EXERCISE DESCRIPTION: State only the number of lines that include "commences".

** start of DATA SUPPLIED **

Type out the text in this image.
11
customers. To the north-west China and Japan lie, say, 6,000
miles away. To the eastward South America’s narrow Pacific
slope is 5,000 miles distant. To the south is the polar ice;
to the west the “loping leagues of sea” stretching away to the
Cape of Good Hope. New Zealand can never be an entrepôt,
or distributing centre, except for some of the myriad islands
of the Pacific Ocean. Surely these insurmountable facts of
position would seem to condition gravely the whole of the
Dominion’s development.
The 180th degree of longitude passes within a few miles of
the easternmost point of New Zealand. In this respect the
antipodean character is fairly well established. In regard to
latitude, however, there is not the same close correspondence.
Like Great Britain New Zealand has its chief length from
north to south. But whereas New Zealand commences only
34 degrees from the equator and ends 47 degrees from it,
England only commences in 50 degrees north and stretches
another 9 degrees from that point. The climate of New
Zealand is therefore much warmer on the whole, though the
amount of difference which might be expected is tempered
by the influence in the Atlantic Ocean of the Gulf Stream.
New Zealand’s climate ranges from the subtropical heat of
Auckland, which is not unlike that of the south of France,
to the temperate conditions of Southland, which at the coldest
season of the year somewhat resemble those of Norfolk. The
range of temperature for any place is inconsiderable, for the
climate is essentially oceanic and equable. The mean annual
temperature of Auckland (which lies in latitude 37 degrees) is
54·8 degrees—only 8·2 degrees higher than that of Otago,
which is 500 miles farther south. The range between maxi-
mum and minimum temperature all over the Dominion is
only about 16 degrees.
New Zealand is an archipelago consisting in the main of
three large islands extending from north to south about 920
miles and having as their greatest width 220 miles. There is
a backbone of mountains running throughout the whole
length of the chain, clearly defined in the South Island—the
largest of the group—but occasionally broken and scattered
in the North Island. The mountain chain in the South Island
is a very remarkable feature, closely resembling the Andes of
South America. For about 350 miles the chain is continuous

** end of DATA SUPPLIED **

RESULT OF THIS TASK: 2